-- Exercise input start --
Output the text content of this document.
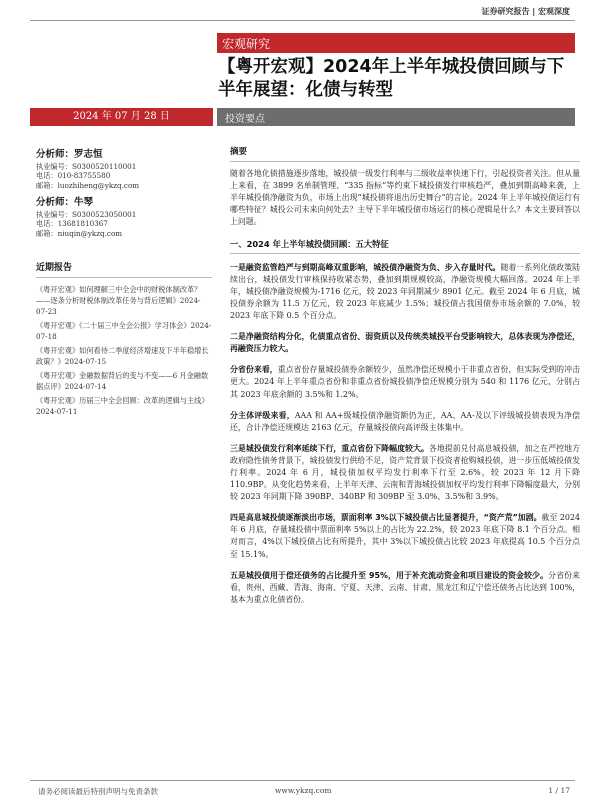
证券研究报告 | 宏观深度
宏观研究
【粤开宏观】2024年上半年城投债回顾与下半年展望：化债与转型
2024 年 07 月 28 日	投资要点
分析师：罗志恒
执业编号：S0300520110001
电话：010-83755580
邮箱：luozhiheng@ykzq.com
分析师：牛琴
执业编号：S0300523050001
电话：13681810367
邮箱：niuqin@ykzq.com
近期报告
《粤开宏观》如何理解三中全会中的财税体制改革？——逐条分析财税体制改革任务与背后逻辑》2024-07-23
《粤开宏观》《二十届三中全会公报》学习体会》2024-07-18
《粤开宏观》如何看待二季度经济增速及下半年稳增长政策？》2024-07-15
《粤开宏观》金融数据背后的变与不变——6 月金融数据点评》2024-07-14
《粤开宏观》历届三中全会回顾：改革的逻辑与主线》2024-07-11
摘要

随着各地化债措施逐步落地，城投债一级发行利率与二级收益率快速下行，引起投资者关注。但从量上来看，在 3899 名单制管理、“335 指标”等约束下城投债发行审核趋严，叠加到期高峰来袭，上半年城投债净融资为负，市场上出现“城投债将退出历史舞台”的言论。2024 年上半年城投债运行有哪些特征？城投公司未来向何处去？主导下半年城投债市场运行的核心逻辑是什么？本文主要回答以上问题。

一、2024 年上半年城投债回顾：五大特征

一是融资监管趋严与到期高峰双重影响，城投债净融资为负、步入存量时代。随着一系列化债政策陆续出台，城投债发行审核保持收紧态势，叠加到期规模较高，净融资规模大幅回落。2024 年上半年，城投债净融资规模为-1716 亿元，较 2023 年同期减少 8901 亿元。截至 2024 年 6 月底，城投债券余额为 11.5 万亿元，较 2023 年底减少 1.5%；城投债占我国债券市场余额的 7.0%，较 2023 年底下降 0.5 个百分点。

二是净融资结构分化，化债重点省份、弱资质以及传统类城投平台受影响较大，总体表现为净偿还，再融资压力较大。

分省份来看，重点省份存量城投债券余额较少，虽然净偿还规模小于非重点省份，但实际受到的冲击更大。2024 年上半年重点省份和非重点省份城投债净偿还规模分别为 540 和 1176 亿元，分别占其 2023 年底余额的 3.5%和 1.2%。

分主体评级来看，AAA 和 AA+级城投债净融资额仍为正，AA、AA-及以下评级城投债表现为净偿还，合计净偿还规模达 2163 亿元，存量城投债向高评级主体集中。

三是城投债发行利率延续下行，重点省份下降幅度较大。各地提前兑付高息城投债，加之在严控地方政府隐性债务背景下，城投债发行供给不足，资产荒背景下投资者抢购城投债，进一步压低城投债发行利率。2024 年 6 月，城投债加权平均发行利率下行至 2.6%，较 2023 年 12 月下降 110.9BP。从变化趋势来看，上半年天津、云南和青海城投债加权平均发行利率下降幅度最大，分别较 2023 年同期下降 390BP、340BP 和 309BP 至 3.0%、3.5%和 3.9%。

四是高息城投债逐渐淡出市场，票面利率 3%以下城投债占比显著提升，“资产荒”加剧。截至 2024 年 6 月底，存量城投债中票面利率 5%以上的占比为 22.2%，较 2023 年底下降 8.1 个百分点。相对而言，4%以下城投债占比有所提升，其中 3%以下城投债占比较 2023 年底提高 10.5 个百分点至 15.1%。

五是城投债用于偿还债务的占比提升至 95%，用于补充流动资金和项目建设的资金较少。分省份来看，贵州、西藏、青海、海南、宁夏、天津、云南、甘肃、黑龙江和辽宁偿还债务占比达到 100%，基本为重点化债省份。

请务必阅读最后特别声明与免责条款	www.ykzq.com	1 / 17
-- Exercise input end --
Omit any images, then output the listing exactly.

Output the text content of this document.
证券研究报告 | 宏观深度
宏观研究
【粤开宏观】2024年上半年城投债回顾与下半年展望：化债与转型
2024 年 07 月 28 日	投资要点
分析师：罗志恒
执业编号：S0300520110001
电话：010-83755580
邮箱：luozhiheng@ykzq.com
分析师：牛琴
执业编号：S0300523050001
电话：13681810367
邮箱：niuqin@ykzq.com
近期报告
《粤开宏观》如何理解三中全会中的财税体制改革？——逐条分析财税体制改革任务与背后逻辑》2024-07-23
《粤开宏观》《二十届三中全会公报》学习体会》2024-07-18
《粤开宏观》如何看待二季度经济增速及下半年稳增长政策？》2024-07-15
《粤开宏观》金融数据背后的变与不变——6 月金融数据点评》2024-07-14
《粤开宏观》历届三中全会回顾：改革的逻辑与主线》2024-07-11
摘要

随着各地化债措施逐步落地，城投债一级发行利率与二级收益率快速下行，引起投资者关注。但从量上来看，在 3899 名单制管理、“335 指标”等约束下城投债发行审核趋严，叠加到期高峰来袭，上半年城投债净融资为负，市场上出现“城投债将退出历史舞台”的言论。2024 年上半年城投债运行有哪些特征？城投公司未来向何处去？主导下半年城投债市场运行的核心逻辑是什么？本文主要回答以上问题。

一、2024 年上半年城投债回顾：五大特征

一是融资监管趋严与到期高峰双重影响，城投债净融资为负、步入存量时代。随着一系列化债政策陆续出台，城投债发行审核保持收紧态势，叠加到期规模较高，净融资规模大幅回落。2024 年上半年，城投债净融资规模为-1716 亿元，较 2023 年同期减少 8901 亿元。截至 2024 年 6 月底，城投债券余额为 11.5 万亿元，较 2023 年底减少 1.5%；城投债占我国债券市场余额的 7.0%，较 2023 年底下降 0.5 个百分点。

二是净融资结构分化，化债重点省份、弱资质以及传统类城投平台受影响较大，总体表现为净偿还，再融资压力较大。

分省份来看，重点省份存量城投债券余额较少，虽然净偿还规模小于非重点省份，但实际受到的冲击更大。2024 年上半年重点省份和非重点省份城投债净偿还规模分别为 540 和 1176 亿元，分别占其 2023 年底余额的 3.5%和 1.2%。

分主体评级来看，AAA 和 AA+级城投债净融资额仍为正，AA、AA-及以下评级城投债表现为净偿还，合计净偿还规模达 2163 亿元，存量城投债向高评级主体集中。

三是城投债发行利率延续下行，重点省份下降幅度较大。各地提前兑付高息城投债，加之在严控地方政府隐性债务背景下，城投债发行供给不足，资产荒背景下投资者抢购城投债，进一步压低城投债发行利率。2024 年 6 月，城投债加权平均发行利率下行至 2.6%，较 2023 年 12 月下降 110.9BP。从变化趋势来看，上半年天津、云南和青海城投债加权平均发行利率下降幅度最大，分别较 2023 年同期下降 390BP、340BP 和 309BP 至 3.0%、3.5%和 3.9%。

四是高息城投债逐渐淡出市场，票面利率 3%以下城投债占比显著提升，“资产荒”加剧。截至 2024 年 6 月底，存量城投债中票面利率 5%以上的占比为 22.2%，较 2023 年底下降 8.1 个百分点。相对而言，4%以下城投债占比有所提升，其中 3%以下城投债占比较 2023 年底提高 10.5 个百分点至 15.1%。

五是城投债用于偿还债务的占比提升至 95%，用于补充流动资金和项目建设的资金较少。分省份来看，贵州、西藏、青海、海南、宁夏、天津、云南、甘肃、黑龙江和辽宁偿还债务占比达到 100%，基本为重点化债省份。

请务必阅读最后特别声明与免责条款	www.ykzq.com	1 / 17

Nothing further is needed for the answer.